### OBJETIVOS
a: Transcribe sin cambios un fragmento del texto sobre la versión de 1946 de El cartero siempre llama dos veces. Empieza en las palabras "La novela, El" y detente después de "cosa se aceleró.".
b: Según el texto sobre la versión de 1946 de El cartero siempre llama dos veces, ¿qué estudio logró un gran éxito con Double Indemnity en 1944?

### TEXTO DE PARTIDA
━━━━━━━━━━━━━━━━
Una novela, tres películas: ( III ) 1946 The Postman Always Rings Twice




Acabada la guerra, la situación era como sigue: en 1944, la Paramount obtuvo un exitazo con Double Indemnity y al año siguiente, 1945, la Warner triunfó con Mildred Pierce. Los de la Metro-Goldwyn-Mayer se apretaron el cinturón y se hicieron con los derechos de la primera novela del exitoso James M. Cain, por mucho que su atrevido planteamiento ya le hubiera proporcionado el rechazo de la creciente mayoría silenciosa que a ciegas confiaba en el buen hacer de los vigilantes del llamado Código Hays.

La novela, El cartero siempre llama dos veces, seguía siendo un éxito de ventas más de una década después de su publicación y los malditos europeos ya la habían llevado al cine en dos ocasiones, en dos países distintos, por suerte sin palabra entendible, pero probablemente algún productor de la Metro puso sobre la mesa la posibilidad que la muy británica Ealing Studios, buscando temáticas lejanas de la guerra, decidiera filmar su propia versión y la cosa se aceleró.

Carey Wilson era un veterano cineasta curtido en labores de guionista y productor y recibió el encargo de llevar adelante el rodaje de la primera versión estadounidense de The Postman Always Rings Twice (El cartero siempre llama dos veces) y para ello recabó la presencia de su viejo conocido Tay Garnett, tan veterano como él mismo, no en vano se conocieron como guionistas ambos en el lejano 1922, pioneros del cine mudo conocedores del arte cinematográfico desde todos los rincones.

La cuestión era representar la novela y pasar la vigilancia censora y para ello Wilson se trajo a Harry Ruskin y a Niven Busch, ambos también bregados en muchas lides y visto el resultado, uno tiene la sensación que aprovecharon las mayores coincidencias con la novela en cuanto a las concesiones moralizantes del relato, no en vano según el hipócrita código Hays podían representar adúlteros siempre que su mala conducta tuviese el correspondiente castigo.

Dada la archiconocida sensualidad dimanante de la novela, qué mejor que elegir una pareja protagonista icónica de la belleza, tanto femenina como varonil y en aquel momento Lana Turner y John Garfield gozaban de una popularidad incuestionable, así que la elección resultó fácil.
━━━━━━━━━━━━━━━━
### MATERIAL DE TRABAJO
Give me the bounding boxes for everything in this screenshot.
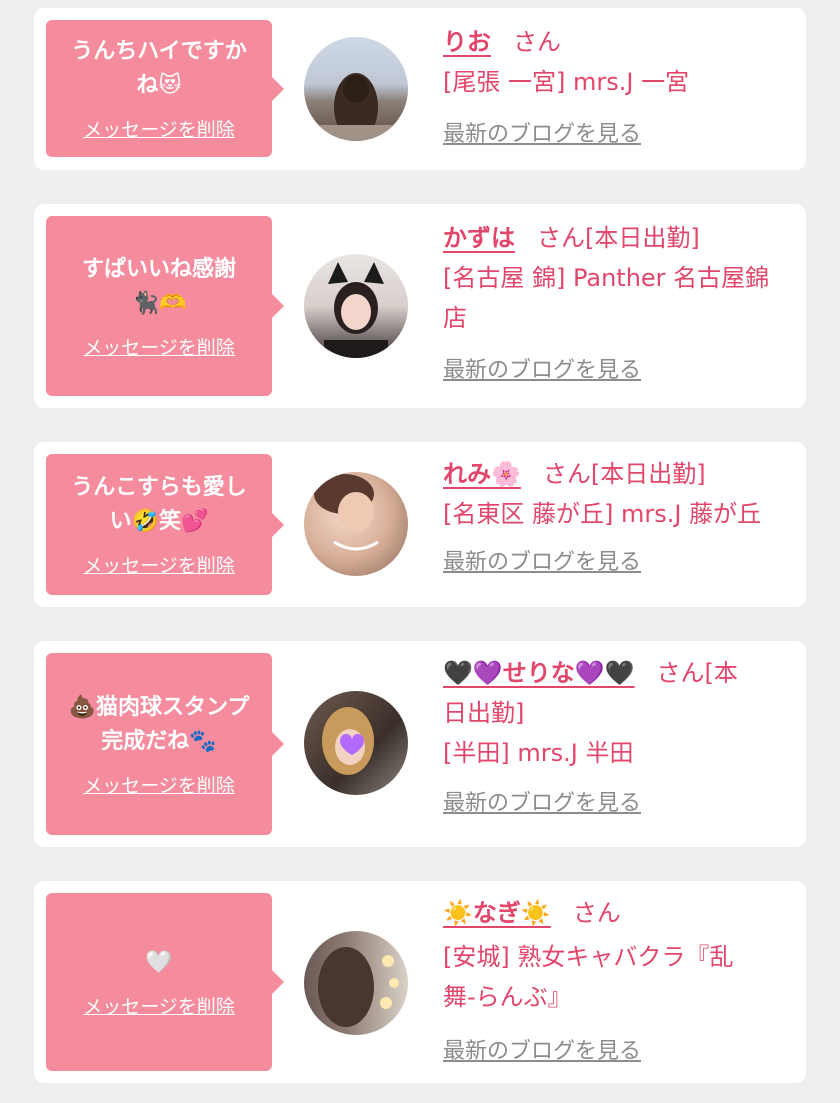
━━━━━━━━━━━━━━━━
### TAREAS RESUELTAS
a:
La novela, El cartero siempre llama dos veces, seguía siendo un éxito de ventas más de una década después de su publicación y los malditos europeos ya la habían llevado al cine en dos ocasiones, en dos países distintos, por suerte sin palabra entendible, pero probablemente algún productor de la Metro puso sobre la mesa la posibilidad que la muy británica Ealing Studios, buscando temáticas lejanas de la guerra, decidiera filmar su propia versión y la cosa se aceleró.

b: La Paramount.